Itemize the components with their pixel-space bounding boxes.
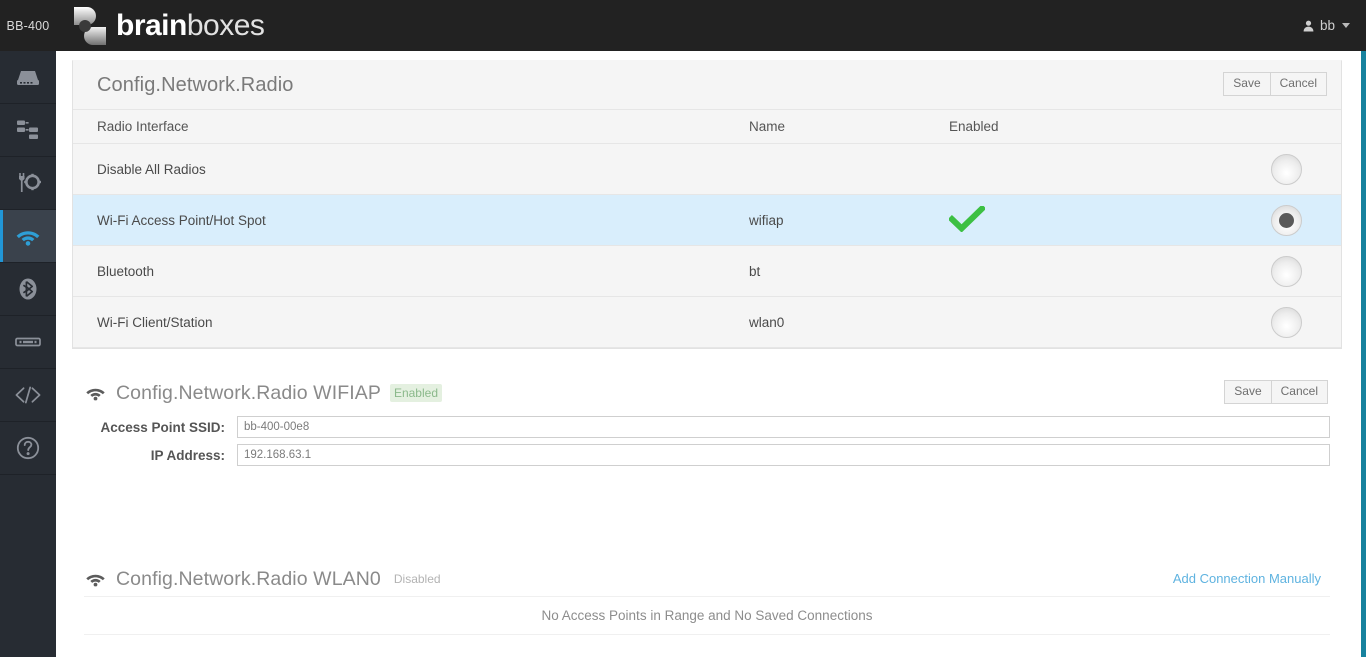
cell-name <box>731 143 931 195</box>
wifiap-section-title: Config.Network.Radio WIFIAP <box>116 381 381 404</box>
table-row[interactable]: Wi-Fi Access Point/Hot Spot wifiap <box>73 194 1341 246</box>
wifiap-section: Config.Network.Radio WIFIAP Enabled Save… <box>72 376 1342 466</box>
radio-button[interactable] <box>1270 153 1302 185</box>
radio-button[interactable] <box>1270 204 1302 236</box>
cancel-button[interactable]: Cancel <box>1270 72 1327 97</box>
wlan0-section-header: Config.Network.Radio WLAN0 Disabled Add … <box>72 562 1342 596</box>
cell-interface: Bluetooth <box>73 245 731 297</box>
help-icon <box>16 436 40 460</box>
radio-button[interactable] <box>1270 306 1302 338</box>
chevron-down-icon <box>1342 23 1350 28</box>
cell-enabled <box>931 245 1231 297</box>
wifi-icon <box>16 230 40 246</box>
radio-panel-actions: Save Cancel <box>1223 72 1327 97</box>
column-header-enabled: Enabled <box>931 109 1231 144</box>
cell-enabled <box>931 194 1231 246</box>
sidebar-item-network[interactable] <box>0 104 56 157</box>
brainboxes-logo-icon <box>74 6 106 45</box>
checkmark-icon <box>947 203 987 235</box>
wifiap-save-button[interactable]: Save <box>1224 380 1272 405</box>
radio-interface-table: Radio Interface Name Enabled Disable All… <box>73 109 1341 348</box>
wifiap-form: Access Point SSID: IP Address: <box>72 416 1342 466</box>
page-scrollbar[interactable] <box>1361 51 1366 657</box>
wifi-icon <box>86 574 105 587</box>
serial-icon <box>15 337 41 347</box>
form-row: IP Address: <box>72 444 1330 466</box>
page-title: Config.Network.Radio <box>97 73 294 96</box>
brand-light-text: boxes <box>186 8 265 42</box>
radio-panel: Config.Network.Radio Save Cancel Radio I… <box>72 60 1342 349</box>
sidebar-item-help[interactable] <box>0 422 56 475</box>
cell-select <box>1231 194 1341 246</box>
radio-table-body: Disable All Radios Wi-Fi Access Point/Hot… <box>73 143 1341 348</box>
radio-panel-header: Config.Network.Radio Save Cancel <box>73 61 1341 109</box>
wifiap-section-actions: Save Cancel <box>1224 380 1328 405</box>
column-header-name: Name <box>731 109 931 144</box>
user-name-label: bb <box>1319 18 1335 33</box>
cell-select <box>1231 245 1341 297</box>
cell-interface: Wi-Fi Access Point/Hot Spot <box>73 194 731 246</box>
table-header-row: Radio Interface Name Enabled <box>73 109 1341 144</box>
cell-name: bt <box>731 245 931 297</box>
brand-bold-text: brain <box>116 8 187 42</box>
main-content: Config.Network.Radio Save Cancel Radio I… <box>56 51 1366 657</box>
table-row[interactable]: Disable All Radios <box>73 143 1341 195</box>
top-bar: BB-400 brainboxes bb <box>0 0 1366 51</box>
ssid-field-label: Access Point SSID: <box>100 419 225 435</box>
wifiap-cancel-button[interactable]: Cancel <box>1271 380 1328 405</box>
brand-wordmark: brainboxes <box>116 8 265 42</box>
wlan0-status-badge: Disabled <box>393 572 441 586</box>
add-connection-manually-button[interactable]: Add Connection Manually <box>1165 566 1328 591</box>
user-menu[interactable]: bb <box>1303 18 1350 33</box>
table-row[interactable]: Bluetooth bt <box>73 245 1341 297</box>
device-name-label: BB-400 <box>6 18 50 33</box>
brand-logo[interactable]: brainboxes <box>68 3 265 49</box>
ssid-field[interactable] <box>237 416 1330 438</box>
table-row[interactable]: Wi-Fi Client/Station wlan0 <box>73 296 1341 348</box>
ip-address-field[interactable] <box>237 444 1330 466</box>
sidebar <box>0 51 56 657</box>
tools-icon <box>19 173 41 192</box>
wifiap-section-header: Config.Network.Radio WIFIAP Enabled Save… <box>72 376 1342 410</box>
radio-table-head: Radio Interface Name Enabled <box>73 109 1341 144</box>
device-icon <box>17 71 39 85</box>
cell-enabled <box>931 143 1231 195</box>
cell-enabled <box>931 296 1231 348</box>
wifiap-status-badge: Enabled <box>389 384 442 402</box>
cell-select <box>1231 143 1341 195</box>
sidebar-item-wifi[interactable] <box>0 210 56 263</box>
cell-name: wlan0 <box>731 296 931 348</box>
wifi-icon <box>86 388 105 401</box>
bluetooth-icon <box>19 278 37 300</box>
save-button[interactable]: Save <box>1223 72 1271 97</box>
sidebar-item-serial[interactable] <box>0 316 56 369</box>
code-icon <box>15 386 41 404</box>
sidebar-item-code[interactable] <box>0 369 56 422</box>
sidebar-item-bluetooth[interactable] <box>0 263 56 316</box>
wlan0-section-title: Config.Network.Radio WLAN0 <box>116 567 381 590</box>
radio-button[interactable] <box>1270 255 1302 287</box>
sidebar-item-tools[interactable] <box>0 157 56 210</box>
cell-interface: Disable All Radios <box>73 143 731 195</box>
cell-name: wifiap <box>731 194 931 246</box>
wlan0-section: Config.Network.Radio WLAN0 Disabled Add … <box>72 562 1342 635</box>
network-icon <box>17 120 38 139</box>
form-row: Access Point SSID: <box>72 416 1330 438</box>
user-icon <box>1303 20 1314 31</box>
scrollbar-thumb[interactable] <box>1361 51 1366 657</box>
ip-address-field-label: IP Address: <box>150 447 225 463</box>
column-header-select <box>1231 109 1341 144</box>
sidebar-item-device[interactable] <box>0 51 56 104</box>
cell-select <box>1231 296 1341 348</box>
wlan0-empty-message: No Access Points in Range and No Saved C… <box>84 596 1330 635</box>
column-header-interface: Radio Interface <box>73 109 731 144</box>
cell-interface: Wi-Fi Client/Station <box>73 296 731 348</box>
◆ ◆ ◆ ◆
## Exercise prompt:
In the records, from the line with "cell-name <box>731 143 931 195</box>" to the line with "sidebar-item-network[interactable] <box>0 104", change every "radio-button" to "toggle-button". Write out those lines again with nothing else altered.

## Output for this task:
cell-name <box>731 143 931 195</box>
wifiap-section-title: Config.Network.Radio WIFIAP <box>116 381 381 404</box>
table-row[interactable]: Wi-Fi Access Point/Hot Spot wifiap <box>73 194 1341 246</box>
wifiap-section: Config.Network.Radio WIFIAP Enabled Save… <box>72 376 1342 466</box>
toggle-button[interactable] <box>1270 153 1302 185</box>
toggle-button[interactable] <box>1270 204 1302 236</box>
cancel-button[interactable]: Cancel <box>1270 72 1327 97</box>
wlan0-section-header: Config.Network.Radio WLAN0 Disabled Add … <box>72 562 1342 596</box>
cell-interface: Bluetooth <box>73 245 731 297</box>
help-icon <box>16 436 40 460</box>
toggle-button[interactable] <box>1270 306 1302 338</box>
chevron-down-icon <box>1342 23 1350 28</box>
cell-enabled <box>931 245 1231 297</box>
wifi-icon <box>16 230 40 246</box>
radio-panel-actions: Save Cancel <box>1223 72 1327 97</box>
column-header-enabled: Enabled <box>931 109 1231 144</box>
cell-enabled <box>931 194 1231 246</box>
sidebar-item-network[interactable] <box>0 104 56 157</box>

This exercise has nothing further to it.